**TASK STATEMENT**
Restate the listing below word for word, omitting any images.

Records from a collection of figures:

>> Begin

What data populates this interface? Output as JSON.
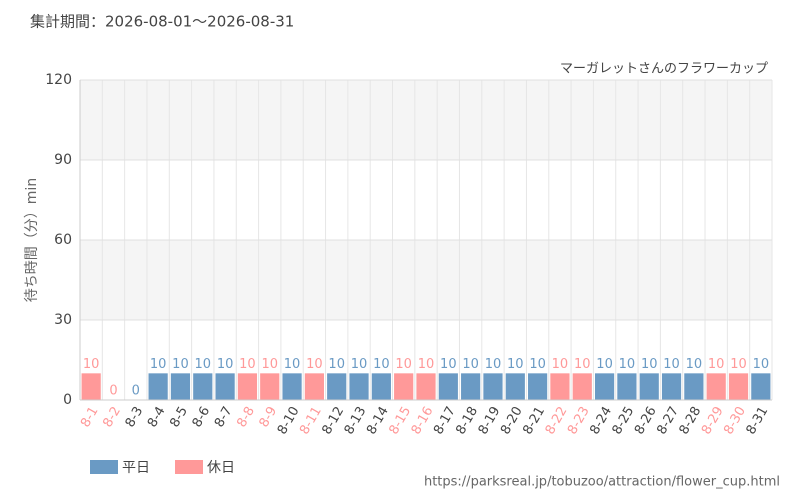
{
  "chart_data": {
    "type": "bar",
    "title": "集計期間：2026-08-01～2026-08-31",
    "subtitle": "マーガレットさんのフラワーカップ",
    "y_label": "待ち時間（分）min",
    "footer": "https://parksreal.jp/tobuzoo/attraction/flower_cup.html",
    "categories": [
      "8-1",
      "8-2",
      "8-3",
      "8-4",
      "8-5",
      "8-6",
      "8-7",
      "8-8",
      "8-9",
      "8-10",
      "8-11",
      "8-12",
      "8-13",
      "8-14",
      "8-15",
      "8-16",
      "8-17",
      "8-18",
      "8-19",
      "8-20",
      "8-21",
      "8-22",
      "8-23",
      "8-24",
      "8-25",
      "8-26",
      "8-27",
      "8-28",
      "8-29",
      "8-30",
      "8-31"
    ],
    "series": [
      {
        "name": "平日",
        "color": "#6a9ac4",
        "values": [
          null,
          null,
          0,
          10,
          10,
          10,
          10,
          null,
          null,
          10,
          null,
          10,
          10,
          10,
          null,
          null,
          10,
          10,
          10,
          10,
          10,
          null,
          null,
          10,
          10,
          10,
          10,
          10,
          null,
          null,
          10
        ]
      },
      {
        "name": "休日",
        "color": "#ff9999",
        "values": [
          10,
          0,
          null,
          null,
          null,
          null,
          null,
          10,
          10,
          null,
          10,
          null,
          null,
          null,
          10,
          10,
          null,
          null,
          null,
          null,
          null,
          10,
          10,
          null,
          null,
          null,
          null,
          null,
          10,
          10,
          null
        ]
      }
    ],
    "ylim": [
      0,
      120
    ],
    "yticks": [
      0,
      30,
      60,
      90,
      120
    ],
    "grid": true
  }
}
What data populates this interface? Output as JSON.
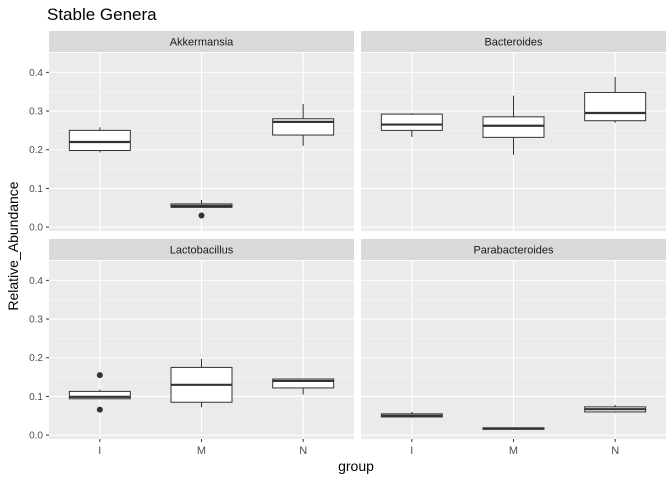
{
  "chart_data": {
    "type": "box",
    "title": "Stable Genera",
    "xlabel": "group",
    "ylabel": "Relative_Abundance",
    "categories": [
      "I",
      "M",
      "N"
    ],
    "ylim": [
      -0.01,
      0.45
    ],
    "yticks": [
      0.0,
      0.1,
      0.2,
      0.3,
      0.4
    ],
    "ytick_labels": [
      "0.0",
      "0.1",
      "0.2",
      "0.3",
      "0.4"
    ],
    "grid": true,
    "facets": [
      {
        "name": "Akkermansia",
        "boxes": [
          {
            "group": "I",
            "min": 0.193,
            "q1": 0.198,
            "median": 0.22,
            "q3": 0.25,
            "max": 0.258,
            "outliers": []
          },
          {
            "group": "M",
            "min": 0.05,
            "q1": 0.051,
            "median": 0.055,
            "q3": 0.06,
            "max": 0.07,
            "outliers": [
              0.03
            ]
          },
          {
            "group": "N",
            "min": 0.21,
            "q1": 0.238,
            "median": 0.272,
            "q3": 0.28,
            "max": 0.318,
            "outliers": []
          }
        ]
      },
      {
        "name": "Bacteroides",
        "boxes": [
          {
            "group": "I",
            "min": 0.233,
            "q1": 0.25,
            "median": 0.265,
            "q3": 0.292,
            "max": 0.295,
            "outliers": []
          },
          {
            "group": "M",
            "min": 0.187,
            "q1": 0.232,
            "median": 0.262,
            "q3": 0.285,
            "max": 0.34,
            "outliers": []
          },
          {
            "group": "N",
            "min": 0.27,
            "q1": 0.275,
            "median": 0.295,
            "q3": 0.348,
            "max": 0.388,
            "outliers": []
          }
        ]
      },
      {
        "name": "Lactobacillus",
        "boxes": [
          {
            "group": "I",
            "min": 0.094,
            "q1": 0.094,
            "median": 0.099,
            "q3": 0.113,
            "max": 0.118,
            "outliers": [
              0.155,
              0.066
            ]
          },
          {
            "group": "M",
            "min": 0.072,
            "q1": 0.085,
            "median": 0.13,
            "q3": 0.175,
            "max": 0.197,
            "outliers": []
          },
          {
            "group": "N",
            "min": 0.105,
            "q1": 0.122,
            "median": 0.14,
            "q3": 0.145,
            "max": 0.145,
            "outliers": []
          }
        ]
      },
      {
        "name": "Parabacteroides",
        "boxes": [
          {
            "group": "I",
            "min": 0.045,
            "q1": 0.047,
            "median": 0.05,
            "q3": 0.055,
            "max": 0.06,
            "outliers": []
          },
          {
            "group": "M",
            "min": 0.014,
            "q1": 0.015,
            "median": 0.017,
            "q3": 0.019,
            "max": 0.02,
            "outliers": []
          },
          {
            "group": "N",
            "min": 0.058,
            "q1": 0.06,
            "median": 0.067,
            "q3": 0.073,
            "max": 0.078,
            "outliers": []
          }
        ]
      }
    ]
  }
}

>> End

**OUTPUT**
What data populates this interface? Output as JSON.
{
  "chart_data": {
    "type": "bar",
    "title": "集計期間：2026-08-01～2026-08-31",
    "subtitle": "マーガレットさんのフラワーカップ",
    "y_label": "待ち時間（分）min",
    "footer": "https://parksreal.jp/tobuzoo/attraction/flower_cup.html",
    "categories": [
      "8-1",
      "8-2",
      "8-3",
      "8-4",
      "8-5",
      "8-6",
      "8-7",
      "8-8",
      "8-9",
      "8-10",
      "8-11",
      "8-12",
      "8-13",
      "8-14",
      "8-15",
      "8-16",
      "8-17",
      "8-18",
      "8-19",
      "8-20",
      "8-21",
      "8-22",
      "8-23",
      "8-24",
      "8-25",
      "8-26",
      "8-27",
      "8-28",
      "8-29",
      "8-30",
      "8-31"
    ],
    "series": [
      {
        "name": "平日",
        "color": "#6a9ac4",
        "values": [
          null,
          null,
          0,
          10,
          10,
          10,
          10,
          null,
          null,
          10,
          null,
          10,
          10,
          10,
          null,
          null,
          10,
          10,
          10,
          10,
          10,
          null,
          null,
          10,
          10,
          10,
          10,
          10,
          null,
          null,
          10
        ]
      },
      {
        "name": "休日",
        "color": "#ff9999",
        "values": [
          10,
          0,
          null,
          null,
          null,
          null,
          null,
          10,
          10,
          null,
          10,
          null,
          null,
          null,
          10,
          10,
          null,
          null,
          null,
          null,
          null,
          10,
          10,
          null,
          null,
          null,
          null,
          null,
          10,
          10,
          null
        ]
      }
    ],
    "ylim": [
      0,
      120
    ],
    "yticks": [
      0,
      30,
      60,
      90,
      120
    ],
    "grid": true
  }
}
What data populates this interface? Output as JSON.
{
  "chart_data": {
    "type": "box",
    "title": "Stable Genera",
    "xlabel": "group",
    "ylabel": "Relative_Abundance",
    "categories": [
      "I",
      "M",
      "N"
    ],
    "ylim": [
      -0.01,
      0.45
    ],
    "yticks": [
      0.0,
      0.1,
      0.2,
      0.3,
      0.4
    ],
    "ytick_labels": [
      "0.0",
      "0.1",
      "0.2",
      "0.3",
      "0.4"
    ],
    "grid": true,
    "facets": [
      {
        "name": "Akkermansia",
        "boxes": [
          {
            "group": "I",
            "min": 0.193,
            "q1": 0.198,
            "median": 0.22,
            "q3": 0.25,
            "max": 0.258,
            "outliers": []
          },
          {
            "group": "M",
            "min": 0.05,
            "q1": 0.051,
            "median": 0.055,
            "q3": 0.06,
            "max": 0.07,
            "outliers": [
              0.03
            ]
          },
          {
            "group": "N",
            "min": 0.21,
            "q1": 0.238,
            "median": 0.272,
            "q3": 0.28,
            "max": 0.318,
            "outliers": []
          }
        ]
      },
      {
        "name": "Bacteroides",
        "boxes": [
          {
            "group": "I",
            "min": 0.233,
            "q1": 0.25,
            "median": 0.265,
            "q3": 0.292,
            "max": 0.295,
            "outliers": []
          },
          {
            "group": "M",
            "min": 0.187,
            "q1": 0.232,
            "median": 0.262,
            "q3": 0.285,
            "max": 0.34,
            "outliers": []
          },
          {
            "group": "N",
            "min": 0.27,
            "q1": 0.275,
            "median": 0.295,
            "q3": 0.348,
            "max": 0.388,
            "outliers": []
          }
        ]
      },
      {
        "name": "Lactobacillus",
        "boxes": [
          {
            "group": "I",
            "min": 0.094,
            "q1": 0.094,
            "median": 0.099,
            "q3": 0.113,
            "max": 0.118,
            "outliers": [
              0.155,
              0.066
            ]
          },
          {
            "group": "M",
            "min": 0.072,
            "q1": 0.085,
            "median": 0.13,
            "q3": 0.175,
            "max": 0.197,
            "outliers": []
          },
          {
            "group": "N",
            "min": 0.105,
            "q1": 0.122,
            "median": 0.14,
            "q3": 0.145,
            "max": 0.145,
            "outliers": []
          }
        ]
      },
      {
        "name": "Parabacteroides",
        "boxes": [
          {
            "group": "I",
            "min": 0.045,
            "q1": 0.047,
            "median": 0.05,
            "q3": 0.055,
            "max": 0.06,
            "outliers": []
          },
          {
            "group": "M",
            "min": 0.014,
            "q1": 0.015,
            "median": 0.017,
            "q3": 0.019,
            "max": 0.02,
            "outliers": []
          },
          {
            "group": "N",
            "min": 0.058,
            "q1": 0.06,
            "median": 0.067,
            "q3": 0.073,
            "max": 0.078,
            "outliers": []
          }
        ]
      }
    ]
  }
}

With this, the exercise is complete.